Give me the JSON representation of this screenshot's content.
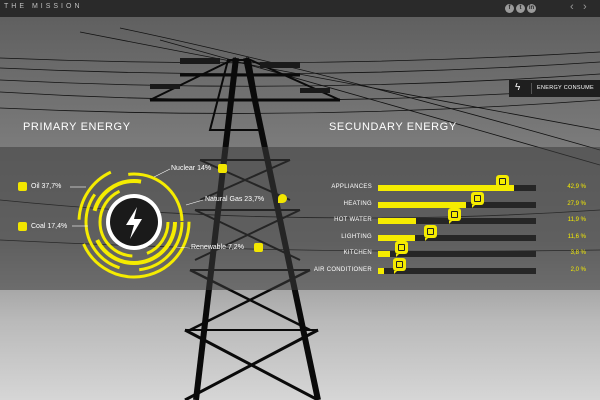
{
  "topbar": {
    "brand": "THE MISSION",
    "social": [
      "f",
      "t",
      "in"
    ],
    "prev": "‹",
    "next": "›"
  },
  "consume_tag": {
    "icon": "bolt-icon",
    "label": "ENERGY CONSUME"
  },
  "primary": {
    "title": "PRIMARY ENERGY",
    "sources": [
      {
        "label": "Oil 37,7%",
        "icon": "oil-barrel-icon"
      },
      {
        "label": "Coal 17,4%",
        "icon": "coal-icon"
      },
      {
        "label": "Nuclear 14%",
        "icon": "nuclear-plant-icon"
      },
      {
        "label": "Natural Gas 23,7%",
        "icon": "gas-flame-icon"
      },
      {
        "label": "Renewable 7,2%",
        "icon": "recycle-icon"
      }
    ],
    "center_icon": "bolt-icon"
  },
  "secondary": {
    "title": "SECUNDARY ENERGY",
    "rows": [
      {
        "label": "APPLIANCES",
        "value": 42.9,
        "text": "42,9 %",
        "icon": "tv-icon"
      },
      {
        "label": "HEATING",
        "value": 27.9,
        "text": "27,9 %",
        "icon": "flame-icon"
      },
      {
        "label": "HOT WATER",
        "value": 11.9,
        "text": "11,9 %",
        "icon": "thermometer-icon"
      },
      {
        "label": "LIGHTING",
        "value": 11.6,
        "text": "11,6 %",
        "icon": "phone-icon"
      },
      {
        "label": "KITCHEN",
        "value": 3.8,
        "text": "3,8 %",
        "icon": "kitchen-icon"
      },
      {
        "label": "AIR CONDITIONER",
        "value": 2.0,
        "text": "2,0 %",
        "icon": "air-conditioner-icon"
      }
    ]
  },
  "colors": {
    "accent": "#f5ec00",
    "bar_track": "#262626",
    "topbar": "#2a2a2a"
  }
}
****
» TASK TO COMPLETE
Omitting all images, print the listing exactly.

» FULL RESPONSE
Give me the JSON representation of this screenshot's content.
{
  "topbar": {
    "brand": "THE MISSION",
    "social": [
      "f",
      "t",
      "in"
    ],
    "prev": "‹",
    "next": "›"
  },
  "consume_tag": {
    "icon": "bolt-icon",
    "label": "ENERGY CONSUME"
  },
  "primary": {
    "title": "PRIMARY ENERGY",
    "sources": [
      {
        "label": "Oil 37,7%",
        "icon": "oil-barrel-icon"
      },
      {
        "label": "Coal 17,4%",
        "icon": "coal-icon"
      },
      {
        "label": "Nuclear 14%",
        "icon": "nuclear-plant-icon"
      },
      {
        "label": "Natural Gas 23,7%",
        "icon": "gas-flame-icon"
      },
      {
        "label": "Renewable 7,2%",
        "icon": "recycle-icon"
      }
    ],
    "center_icon": "bolt-icon"
  },
  "secondary": {
    "title": "SECUNDARY ENERGY",
    "rows": [
      {
        "label": "APPLIANCES",
        "value": 42.9,
        "text": "42,9 %",
        "icon": "tv-icon"
      },
      {
        "label": "HEATING",
        "value": 27.9,
        "text": "27,9 %",
        "icon": "flame-icon"
      },
      {
        "label": "HOT WATER",
        "value": 11.9,
        "text": "11,9 %",
        "icon": "thermometer-icon"
      },
      {
        "label": "LIGHTING",
        "value": 11.6,
        "text": "11,6 %",
        "icon": "phone-icon"
      },
      {
        "label": "KITCHEN",
        "value": 3.8,
        "text": "3,8 %",
        "icon": "kitchen-icon"
      },
      {
        "label": "AIR CONDITIONER",
        "value": 2.0,
        "text": "2,0 %",
        "icon": "air-conditioner-icon"
      }
    ]
  },
  "colors": {
    "accent": "#f5ec00",
    "bar_track": "#262626",
    "topbar": "#2a2a2a"
  }
}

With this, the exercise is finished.